#### [Exercise description]
Restate each line below word for word, skipping every picture.

#### [Working data]
::::::::::

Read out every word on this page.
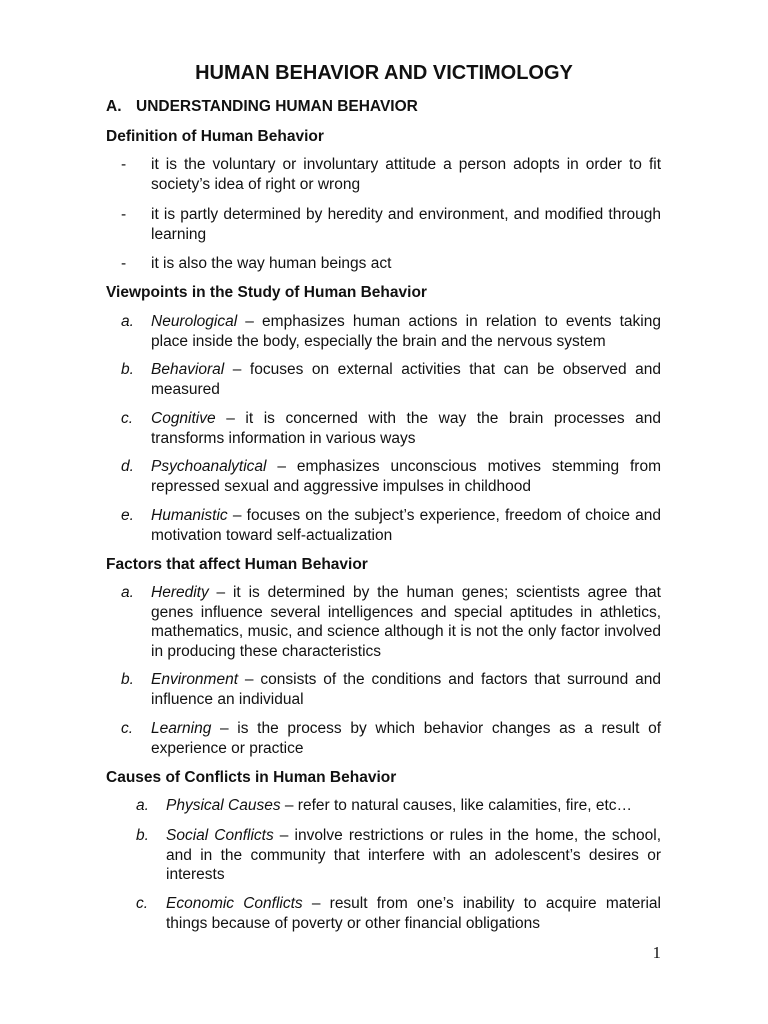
HUMAN BEHAVIOR AND VICTIMOLOGY
A. UNDERSTANDING HUMAN BEHAVIOR
Definition of Human Behavior
- it is the voluntary or involuntary attitude a person adopts in order to fit society’s idea of right or wrong
- it is partly determined by heredity and environment, and modified through learning
- it is also the way human beings act
Viewpoints in the Study of Human Behavior
a. Neurological – emphasizes human actions in relation to events taking place inside the body, especially the brain and the nervous system
b. Behavioral – focuses on external activities that can be observed and measured
c. Cognitive – it is concerned with the way the brain processes and transforms information in various ways
d. Psychoanalytical – emphasizes unconscious motives stemming from repressed sexual and aggressive impulses in childhood
e. Humanistic – focuses on the subject’s experience, freedom of choice and motivation toward self-actualization
Factors that affect Human Behavior
a. Heredity – it is determined by the human genes; scientists agree that genes influence several intelligences and special aptitudes in athletics, mathematics, music, and science although it is not the only factor involved in producing these characteristics
b. Environment – consists of the conditions and factors that surround and influence an individual
c. Learning – is the process by which behavior changes as a result of experience or practice
Causes of Conflicts in Human Behavior
a. Physical Causes – refer to natural causes, like calamities, fire, etc…
b. Social Conflicts – involve restrictions or rules in the home, the school, and in the community that interfere with an adolescent’s desires or interests
c. Economic Conflicts – result from one’s inability to acquire material things because of poverty or other financial obligations
1
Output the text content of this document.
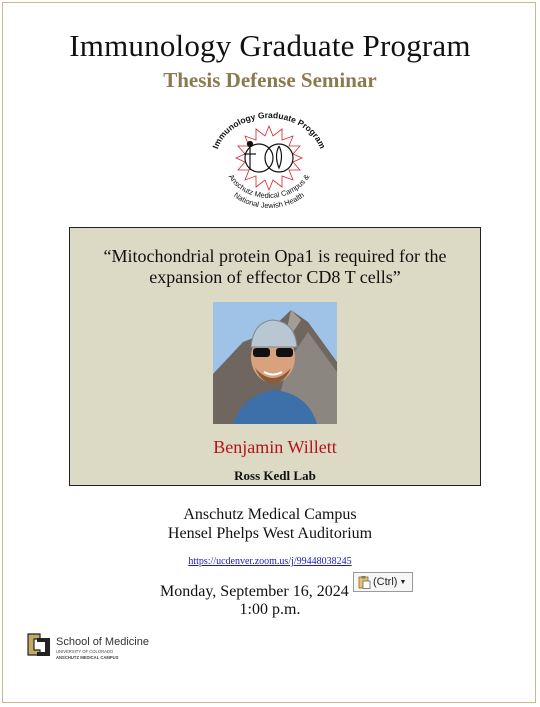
Immunology Graduate Program
Thesis Defense Seminar
Immunology Graduate Program
Anschutz Medical Campus &
National Jewish Health
“Mitochondrial protein Opa1 is required for the
expansion of effector CD8 T cells”
Benjamin Willett
Ross Kedl Lab
Anschutz Medical Campus
Hensel Phelps West Auditorium
https://ucdenver.zoom.us/j/99448038245
Monday, September 16, 2024
1:00 p.m.
(Ctrl) ▼
School of Medicine
UNIVERSITY OF COLORADO
ANSCHUTZ MEDICAL CAMPUS
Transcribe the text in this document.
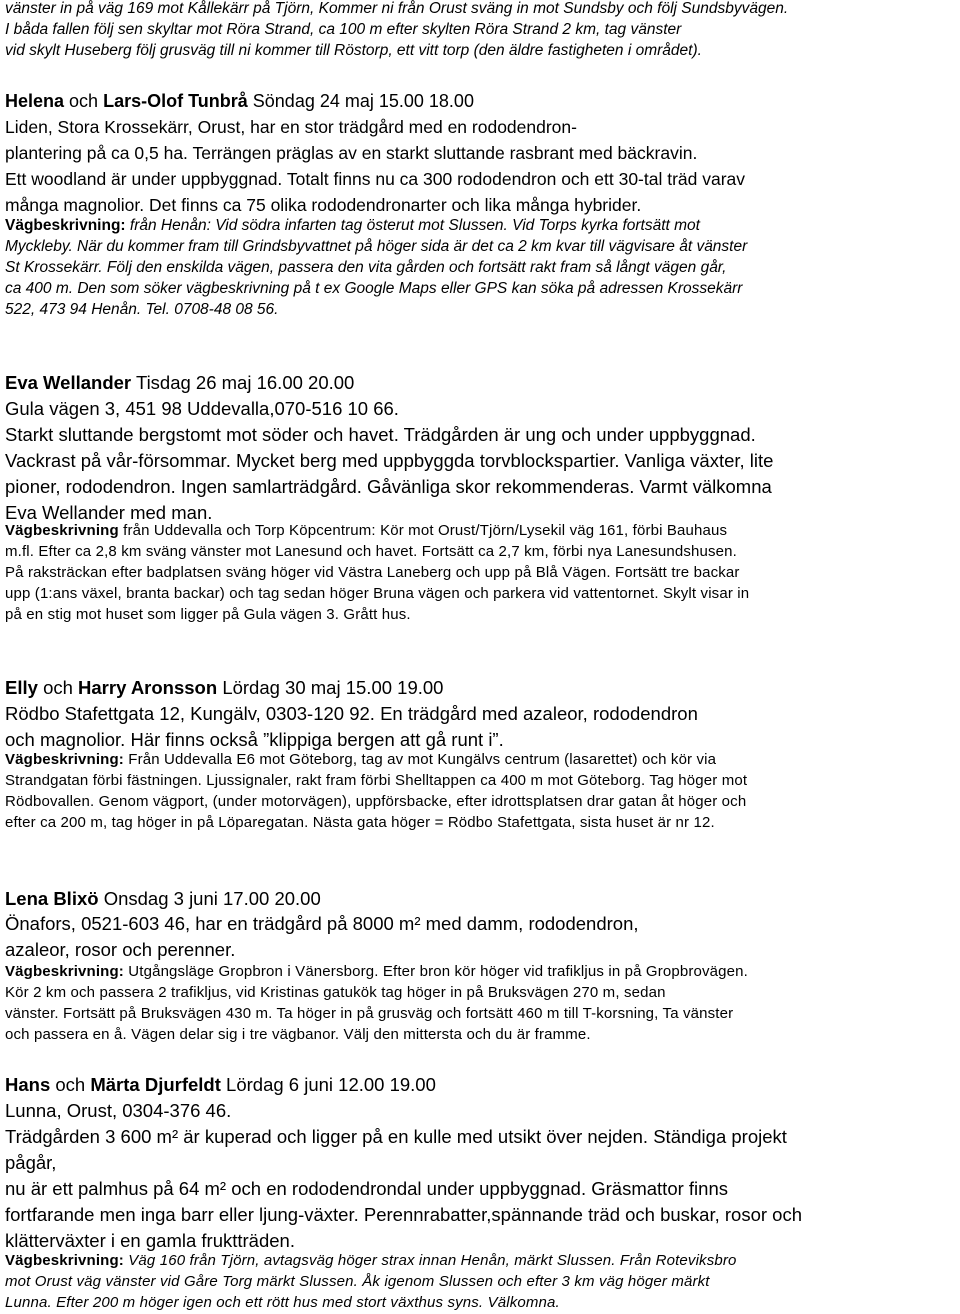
vänster in på väg 169 mot Kållekärr på Tjörn, Kommer ni från Orust sväng in mot Sundsby och följ Sundsbyvägen.
I båda fallen följ sen skyltar mot Röra Strand, ca 100 m efter skylten Röra Strand 2 km, tag vänster
vid skylt Huseberg följ grusväg till ni kommer till Röstorp, ett vitt torp (den äldre fastigheten i området).
Helena och Lars-Olof Tunbrå Söndag 24 maj 15.00 18.00
Liden, Stora Krossekärr, Orust, har en stor trädgård med en rododendron-
plantering på ca 0,5 ha. Terrängen präglas av en starkt sluttande rasbrant med bäckravin.
Ett woodland är under uppbyggnad. Totalt finns nu ca 300 rododendron och ett 30-tal träd varav
många magnolior. Det finns ca 75 olika rododendronarter och lika många hybrider.
Vägbeskrivning: från Henån: Vid södra infarten tag österut mot Slussen. Vid Torps kyrka fortsätt mot
Myckleby. När du kommer fram till Grindsbyvattnet på höger sida är det ca 2 km kvar till vägvisare åt vänster
St Krossekärr. Följ den enskilda vägen, passera den vita gården och fortsätt rakt fram så långt vägen går,
ca 400 m. Den som söker vägbeskrivning på t ex Google Maps eller GPS kan söka på adressen Krossekärr
522, 473 94 Henån. Tel. 0708-48 08 56.
Eva Wellander Tisdag 26 maj 16.00 20.00
Gula vägen 3, 451 98 Uddevalla,070-516 10 66.
Starkt sluttande bergstomt mot söder och havet. Trädgården är ung och under uppbyggnad.
Vackrast på vår-försommar. Mycket berg med uppbyggda torvblockspartier. Vanliga växter, lite
pioner, rododendron. Ingen samlarträdgård. Gåvänliga skor rekommenderas. Varmt välkomna
Eva Wellander med man.
Vägbeskrivning från Uddevalla och Torp Köpcentrum: Kör mot Orust/Tjörn/Lysekil väg 161, förbi Bauhaus
m.fl. Efter ca 2,8 km sväng vänster mot Lanesund och havet. Fortsätt ca 2,7 km, förbi nya Lanesundshusen.
På raksträckan efter badplatsen sväng höger vid Västra Laneberg och upp på Blå Vägen. Fortsätt tre backar
upp (1:ans växel, branta backar) och tag sedan höger Bruna vägen och parkera vid vattentornet. Skylt visar in
på en stig mot huset som ligger på Gula vägen 3. Grått hus.
Elly och Harry Aronsson Lördag 30 maj 15.00 19.00
Rödbo Stafettgata 12, Kungälv, 0303-120 92. En trädgård med azaleor, rododendron
och magnolior. Här finns också ”klippiga bergen att gå runt i”.
Vägbeskrivning: Från Uddevalla E6 mot Göteborg, tag av mot Kungälvs centrum (lasarettet) och kör via
Strandgatan förbi fästningen. Ljussignaler, rakt fram förbi Shelltappen ca 400 m mot Göteborg. Tag höger mot
Rödbovallen. Genom vägport, (under motorvägen), uppförsbacke, efter idrottsplatsen drar gatan åt höger och
efter ca 200 m, tag höger in på Löparegatan. Nästa gata höger = Rödbo Stafettgata, sista huset är nr 12.
Lena Blixö Onsdag 3 juni 17.00 20.00
Önafors, 0521-603 46, har en trädgård på 8000 m² med damm, rododendron,
azaleor, rosor och perenner.
Vägbeskrivning: Utgångsläge Gropbron i Vänersborg. Efter bron kör höger vid trafikljus in på Gropbrovägen.
Kör 2 km och passera 2 trafikljus, vid Kristinas gatukök tag höger in på Bruksvägen 270 m, sedan
vänster. Fortsätt på Bruksvägen 430 m. Ta höger in på grusväg och fortsätt 460 m till T-korsning, Ta vänster
och passera en å. Vägen delar sig i tre vägbanor. Välj den mittersta och du är framme.
Hans och Märta Djurfeldt Lördag 6 juni 12.00 19.00
Lunna, Orust, 0304-376 46.
Trädgården 3 600 m² är kuperad och ligger på en kulle med utsikt över nejden. Ständiga projekt
pågår,
nu är ett palmhus på 64 m² och en rododendrondal under uppbyggnad. Gräsmattor finns
fortfarande men inga barr eller ljung-växter. Perennrabatter,spännande träd och buskar, rosor och
klätterväxter i en gamla fruktträden.
Vägbeskrivning: Väg 160 från Tjörn, avtagsväg höger strax innan Henån, märkt Slussen. Från Roteviksbro
mot Orust väg vänster vid Gåre Torg märkt Slussen. Åk igenom Slussen och efter 3 km väg höger märkt
Lunna. Efter 200 m höger igen och ett rött hus med stort växthus syns. Välkomna.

::::::::::

#### [Answer for the task]
Read out every word on this page.
HUMAN BEHAVIOR AND VICTIMOLOGY
A. UNDERSTANDING HUMAN BEHAVIOR
Definition of Human Behavior
- it is the voluntary or involuntary attitude a person adopts in order to fit society’s idea of right or wrong
- it is partly determined by heredity and environment, and modified through learning
- it is also the way human beings act
Viewpoints in the Study of Human Behavior
a. Neurological – emphasizes human actions in relation to events taking place inside the body, especially the brain and the nervous system
b. Behavioral – focuses on external activities that can be observed and measured
c. Cognitive – it is concerned with the way the brain processes and transforms information in various ways
d. Psychoanalytical – emphasizes unconscious motives stemming from repressed sexual and aggressive impulses in childhood
e. Humanistic – focuses on the subject’s experience, freedom of choice and motivation toward self-actualization
Factors that affect Human Behavior
a. Heredity – it is determined by the human genes; scientists agree that genes influence several intelligences and special aptitudes in athletics, mathematics, music, and science although it is not the only factor involved in producing these characteristics
b. Environment – consists of the conditions and factors that surround and influence an individual
c. Learning – is the process by which behavior changes as a result of experience or practice
Causes of Conflicts in Human Behavior
a. Physical Causes – refer to natural causes, like calamities, fire, etc…
b. Social Conflicts – involve restrictions or rules in the home, the school, and in the community that interfere with an adolescent’s desires or interests
c. Economic Conflicts – result from one’s inability to acquire material things because of poverty or other financial obligations
1
Output the text content of this document.
Immunology Graduate Program
Thesis Defense Seminar
Immunology Graduate Program
Anschutz Medical Campus &
National Jewish Health
“Mitochondrial protein Opa1 is required for the
expansion of effector CD8 T cells”
Benjamin Willett
Ross Kedl Lab
Anschutz Medical Campus
Hensel Phelps West Auditorium
https://ucdenver.zoom.us/j/99448038245
Monday, September 16, 2024
1:00 p.m.
(Ctrl) ▼
School of Medicine
UNIVERSITY OF COLORADO
ANSCHUTZ MEDICAL CAMPUS
Transcribe the text in this document.
vänster in på väg 169 mot Kållekärr på Tjörn, Kommer ni från Orust sväng in mot Sundsby och följ Sundsbyvägen.
I båda fallen följ sen skyltar mot Röra Strand, ca 100 m efter skylten Röra Strand 2 km, tag vänster
vid skylt Huseberg följ grusväg till ni kommer till Röstorp, ett vitt torp (den äldre fastigheten i området).
Helena och Lars-Olof Tunbrå Söndag 24 maj 15.00 18.00
Liden, Stora Krossekärr, Orust, har en stor trädgård med en rododendron-
plantering på ca 0,5 ha. Terrängen präglas av en starkt sluttande rasbrant med bäckravin.
Ett woodland är under uppbyggnad. Totalt finns nu ca 300 rododendron och ett 30-tal träd varav
många magnolior. Det finns ca 75 olika rododendronarter och lika många hybrider.
Vägbeskrivning: från Henån: Vid södra infarten tag österut mot Slussen. Vid Torps kyrka fortsätt mot
Myckleby. När du kommer fram till Grindsbyvattnet på höger sida är det ca 2 km kvar till vägvisare åt vänster
St Krossekärr. Följ den enskilda vägen, passera den vita gården och fortsätt rakt fram så långt vägen går,
ca 400 m. Den som söker vägbeskrivning på t ex Google Maps eller GPS kan söka på adressen Krossekärr
522, 473 94 Henån. Tel. 0708-48 08 56.
Eva Wellander Tisdag 26 maj 16.00 20.00
Gula vägen 3, 451 98 Uddevalla,070-516 10 66.
Starkt sluttande bergstomt mot söder och havet. Trädgården är ung och under uppbyggnad.
Vackrast på vår-försommar. Mycket berg med uppbyggda torvblockspartier. Vanliga växter, lite
pioner, rododendron. Ingen samlarträdgård. Gåvänliga skor rekommenderas. Varmt välkomna
Eva Wellander med man.
Vägbeskrivning från Uddevalla och Torp Köpcentrum: Kör mot Orust/Tjörn/Lysekil väg 161, förbi Bauhaus
m.fl. Efter ca 2,8 km sväng vänster mot Lanesund och havet. Fortsätt ca 2,7 km, förbi nya Lanesundshusen.
På raksträckan efter badplatsen sväng höger vid Västra Laneberg och upp på Blå Vägen. Fortsätt tre backar
upp (1:ans växel, branta backar) och tag sedan höger Bruna vägen och parkera vid vattentornet. Skylt visar in
på en stig mot huset som ligger på Gula vägen 3. Grått hus.
Elly och Harry Aronsson Lördag 30 maj 15.00 19.00
Rödbo Stafettgata 12, Kungälv, 0303-120 92. En trädgård med azaleor, rododendron
och magnolior. Här finns också ”klippiga bergen att gå runt i”.
Vägbeskrivning: Från Uddevalla E6 mot Göteborg, tag av mot Kungälvs centrum (lasarettet) och kör via
Strandgatan förbi fästningen. Ljussignaler, rakt fram förbi Shelltappen ca 400 m mot Göteborg. Tag höger mot
Rödbovallen. Genom vägport, (under motorvägen), uppförsbacke, efter idrottsplatsen drar gatan åt höger och
efter ca 200 m, tag höger in på Löparegatan. Nästa gata höger = Rödbo Stafettgata, sista huset är nr 12.
Lena Blixö Onsdag 3 juni 17.00 20.00
Önafors, 0521-603 46, har en trädgård på 8000 m² med damm, rododendron,
azaleor, rosor och perenner.
Vägbeskrivning: Utgångsläge Gropbron i Vänersborg. Efter bron kör höger vid trafikljus in på Gropbrovägen.
Kör 2 km och passera 2 trafikljus, vid Kristinas gatukök tag höger in på Bruksvägen 270 m, sedan
vänster. Fortsätt på Bruksvägen 430 m. Ta höger in på grusväg och fortsätt 460 m till T-korsning, Ta vänster
och passera en å. Vägen delar sig i tre vägbanor. Välj den mittersta och du är framme.
Hans och Märta Djurfeldt Lördag 6 juni 12.00 19.00
Lunna, Orust, 0304-376 46.
Trädgården 3 600 m² är kuperad och ligger på en kulle med utsikt över nejden. Ständiga projekt
pågår,
nu är ett palmhus på 64 m² och en rododendrondal under uppbyggnad. Gräsmattor finns
fortfarande men inga barr eller ljung-växter. Perennrabatter,spännande träd och buskar, rosor och
klätterväxter i en gamla fruktträden.
Vägbeskrivning: Väg 160 från Tjörn, avtagsväg höger strax innan Henån, märkt Slussen. Från Roteviksbro
mot Orust väg vänster vid Gåre Torg märkt Slussen. Åk igenom Slussen och efter 3 km väg höger märkt
Lunna. Efter 200 m höger igen och ett rött hus med stort växthus syns. Välkomna.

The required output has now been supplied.